(Data records)
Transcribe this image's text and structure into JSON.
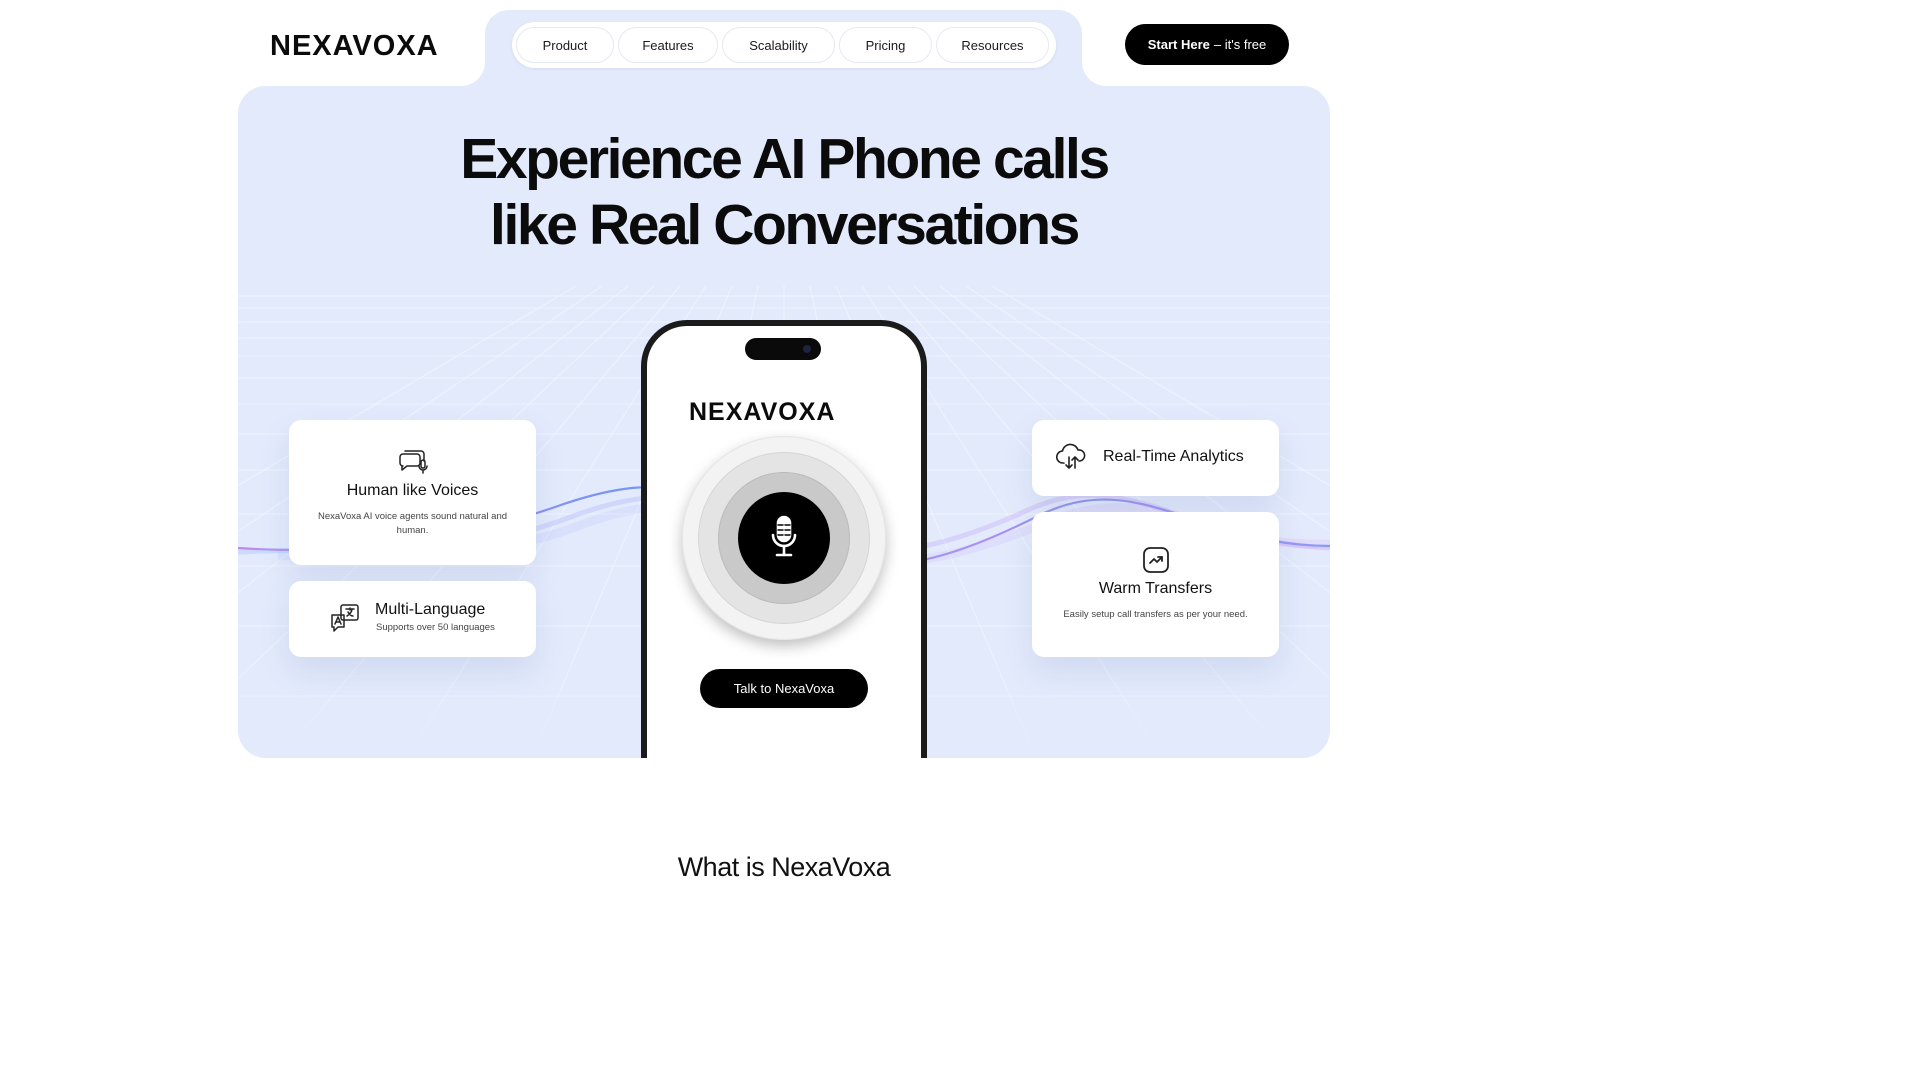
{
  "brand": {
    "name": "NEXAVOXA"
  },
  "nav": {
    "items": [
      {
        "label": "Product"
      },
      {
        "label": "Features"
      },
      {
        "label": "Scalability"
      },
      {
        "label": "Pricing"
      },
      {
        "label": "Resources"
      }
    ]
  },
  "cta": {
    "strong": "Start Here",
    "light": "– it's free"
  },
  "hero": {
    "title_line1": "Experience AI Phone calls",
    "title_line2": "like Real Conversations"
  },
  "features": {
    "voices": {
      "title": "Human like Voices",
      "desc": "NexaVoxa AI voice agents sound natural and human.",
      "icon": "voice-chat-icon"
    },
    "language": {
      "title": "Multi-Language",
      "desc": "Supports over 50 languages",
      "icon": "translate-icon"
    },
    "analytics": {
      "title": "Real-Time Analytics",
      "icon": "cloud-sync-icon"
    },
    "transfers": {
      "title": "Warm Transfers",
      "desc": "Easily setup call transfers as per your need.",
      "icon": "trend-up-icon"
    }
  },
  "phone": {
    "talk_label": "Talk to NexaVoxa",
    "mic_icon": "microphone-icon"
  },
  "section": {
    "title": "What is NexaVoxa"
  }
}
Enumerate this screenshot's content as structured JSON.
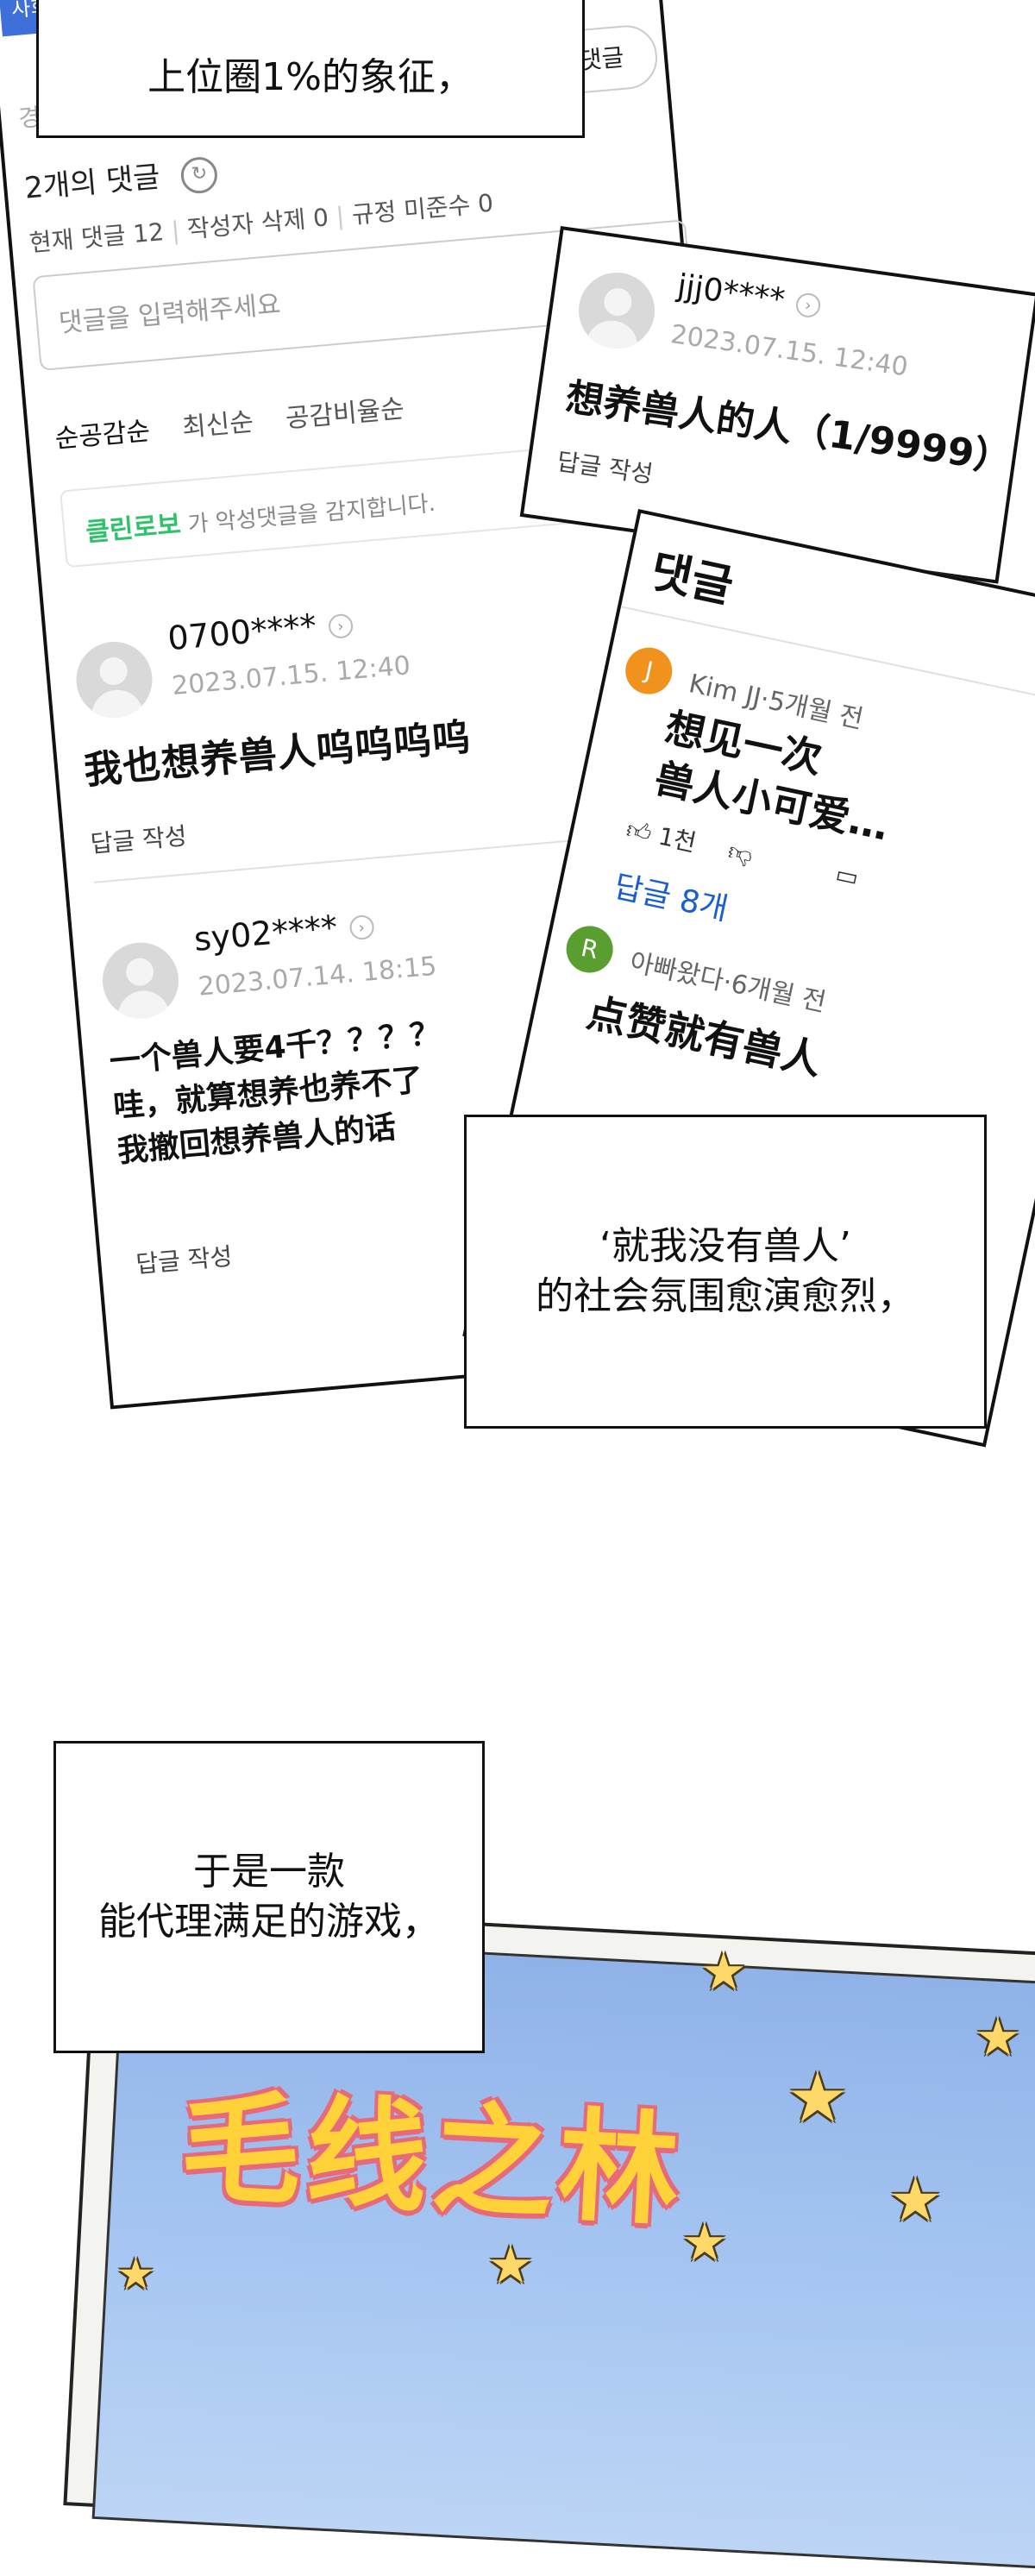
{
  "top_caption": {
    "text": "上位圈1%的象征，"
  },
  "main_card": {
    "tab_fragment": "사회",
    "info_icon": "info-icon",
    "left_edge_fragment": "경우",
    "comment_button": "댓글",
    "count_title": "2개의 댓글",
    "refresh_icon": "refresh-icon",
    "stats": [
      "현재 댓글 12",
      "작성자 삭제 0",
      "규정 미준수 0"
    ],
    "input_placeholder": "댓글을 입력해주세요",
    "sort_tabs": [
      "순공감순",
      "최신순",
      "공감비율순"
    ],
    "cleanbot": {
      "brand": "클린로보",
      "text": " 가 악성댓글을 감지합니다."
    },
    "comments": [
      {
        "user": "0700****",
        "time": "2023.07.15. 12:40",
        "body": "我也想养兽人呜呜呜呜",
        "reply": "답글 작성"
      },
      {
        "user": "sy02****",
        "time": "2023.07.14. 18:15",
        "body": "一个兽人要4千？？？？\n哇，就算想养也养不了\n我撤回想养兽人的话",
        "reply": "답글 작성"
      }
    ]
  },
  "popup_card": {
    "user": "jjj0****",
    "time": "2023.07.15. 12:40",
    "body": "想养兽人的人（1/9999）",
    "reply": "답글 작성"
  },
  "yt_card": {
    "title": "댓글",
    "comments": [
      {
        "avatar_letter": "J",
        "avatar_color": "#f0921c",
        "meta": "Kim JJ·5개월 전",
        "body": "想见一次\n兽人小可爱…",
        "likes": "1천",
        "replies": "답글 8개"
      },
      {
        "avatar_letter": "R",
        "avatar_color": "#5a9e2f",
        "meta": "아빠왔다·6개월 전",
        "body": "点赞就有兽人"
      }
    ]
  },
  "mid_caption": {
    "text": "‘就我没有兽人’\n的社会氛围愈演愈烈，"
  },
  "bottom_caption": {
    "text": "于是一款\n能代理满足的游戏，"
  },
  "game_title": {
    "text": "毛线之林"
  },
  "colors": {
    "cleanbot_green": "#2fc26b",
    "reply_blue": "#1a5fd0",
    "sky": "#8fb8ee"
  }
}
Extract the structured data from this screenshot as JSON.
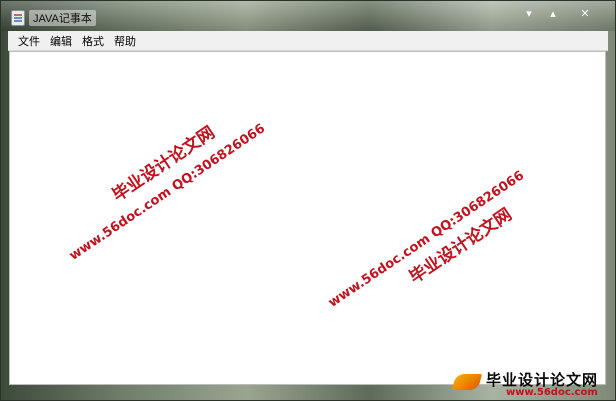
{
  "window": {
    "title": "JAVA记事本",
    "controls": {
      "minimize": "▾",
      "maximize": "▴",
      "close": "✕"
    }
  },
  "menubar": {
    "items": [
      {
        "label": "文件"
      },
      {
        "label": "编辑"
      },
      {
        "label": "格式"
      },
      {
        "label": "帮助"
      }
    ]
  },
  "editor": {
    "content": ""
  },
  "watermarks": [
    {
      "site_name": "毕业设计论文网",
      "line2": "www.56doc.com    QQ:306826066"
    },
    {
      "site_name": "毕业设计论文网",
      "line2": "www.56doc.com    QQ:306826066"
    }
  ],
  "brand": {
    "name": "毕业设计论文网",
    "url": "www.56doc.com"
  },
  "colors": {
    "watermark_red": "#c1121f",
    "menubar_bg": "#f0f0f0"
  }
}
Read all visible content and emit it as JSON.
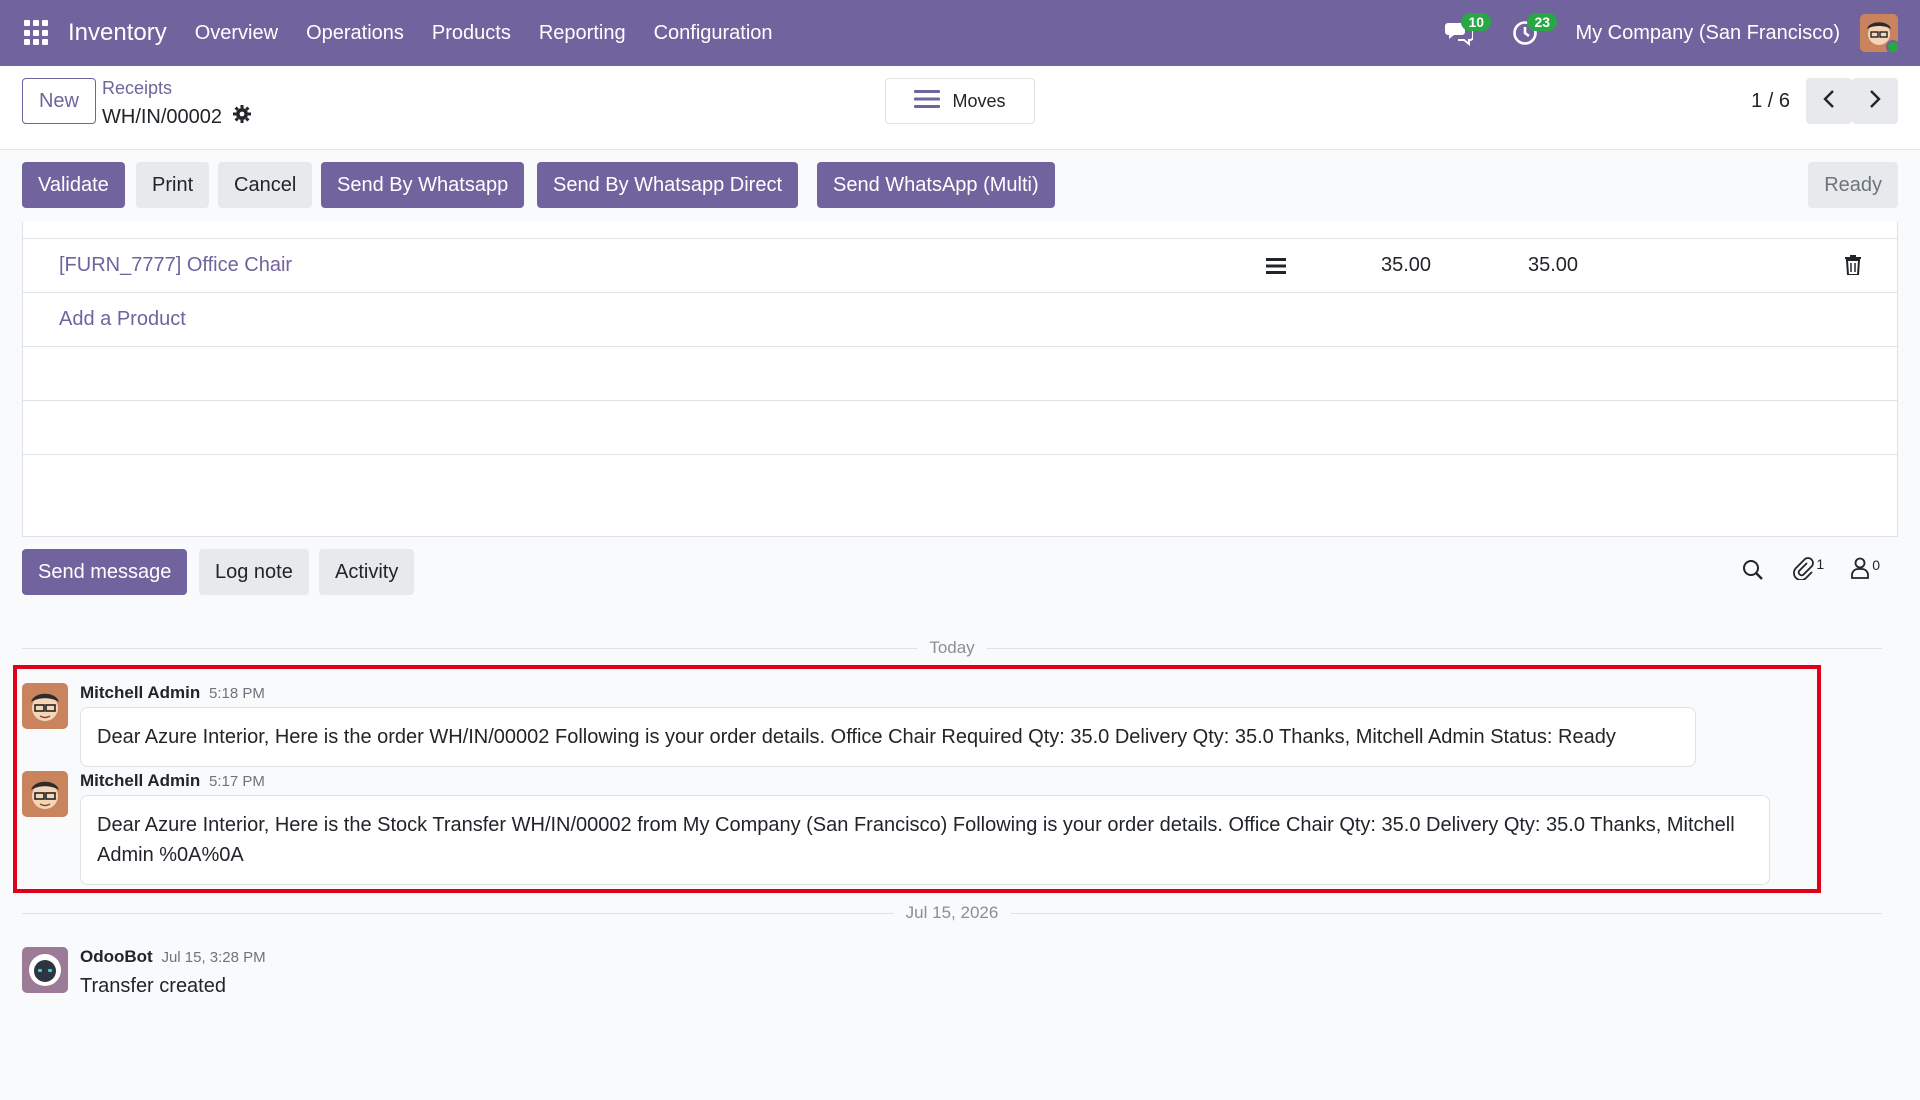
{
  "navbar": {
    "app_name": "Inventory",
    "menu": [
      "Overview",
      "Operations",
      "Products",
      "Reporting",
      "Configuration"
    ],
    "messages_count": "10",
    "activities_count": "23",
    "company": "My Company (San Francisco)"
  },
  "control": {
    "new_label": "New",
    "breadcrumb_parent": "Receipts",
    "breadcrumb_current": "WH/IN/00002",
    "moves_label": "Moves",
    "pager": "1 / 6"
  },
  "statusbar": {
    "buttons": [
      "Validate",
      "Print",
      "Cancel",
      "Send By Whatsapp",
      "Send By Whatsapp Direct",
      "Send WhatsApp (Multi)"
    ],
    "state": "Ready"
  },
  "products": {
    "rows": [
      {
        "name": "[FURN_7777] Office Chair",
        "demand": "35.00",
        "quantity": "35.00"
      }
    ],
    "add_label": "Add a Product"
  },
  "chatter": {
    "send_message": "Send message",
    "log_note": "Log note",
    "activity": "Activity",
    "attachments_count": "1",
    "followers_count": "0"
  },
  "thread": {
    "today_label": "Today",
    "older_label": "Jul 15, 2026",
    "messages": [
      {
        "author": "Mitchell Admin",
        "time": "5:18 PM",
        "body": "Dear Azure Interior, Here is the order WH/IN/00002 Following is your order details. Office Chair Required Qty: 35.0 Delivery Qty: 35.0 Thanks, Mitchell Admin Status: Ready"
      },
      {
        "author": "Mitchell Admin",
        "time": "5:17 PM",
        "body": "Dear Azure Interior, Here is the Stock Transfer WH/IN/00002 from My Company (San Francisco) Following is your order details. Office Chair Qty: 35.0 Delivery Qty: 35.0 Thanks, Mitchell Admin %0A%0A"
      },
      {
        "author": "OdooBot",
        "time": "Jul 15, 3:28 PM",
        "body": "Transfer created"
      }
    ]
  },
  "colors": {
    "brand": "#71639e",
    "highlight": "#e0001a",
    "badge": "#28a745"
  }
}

TASK DETAILS:
Check each line of the entries for the string "body". Copy the lines that have it.

COMPLETE OUTPUT:
        "body": "我也想养兽人呜呜呜呜",
        "body": "一个兽人要4千？？？？\n哇，就算想养也养不了\n我撤回想养兽人的话",
    "body": "想养兽人的人（1/9999）",
        "body": "想见一次\n兽人小可爱…",
        "body": "点赞就有兽人"
        "body": "Dear Azure Interior, Here is the order WH/IN/00002 Following is your order details. Office Chair Required Qty: 35.0 Delivery Qty: 35.0 Thanks, Mitchell Admin Status: Ready"
        "body": "Dear Azure Interior, Here is the Stock Transfer WH/IN/00002 from My Company (San Francisco) Following is your order details. Office Chair Qty: 35.0 Delivery Qty: 35.0 Thanks, Mitchell Admin %0A%0A"
        "body": "Transfer created"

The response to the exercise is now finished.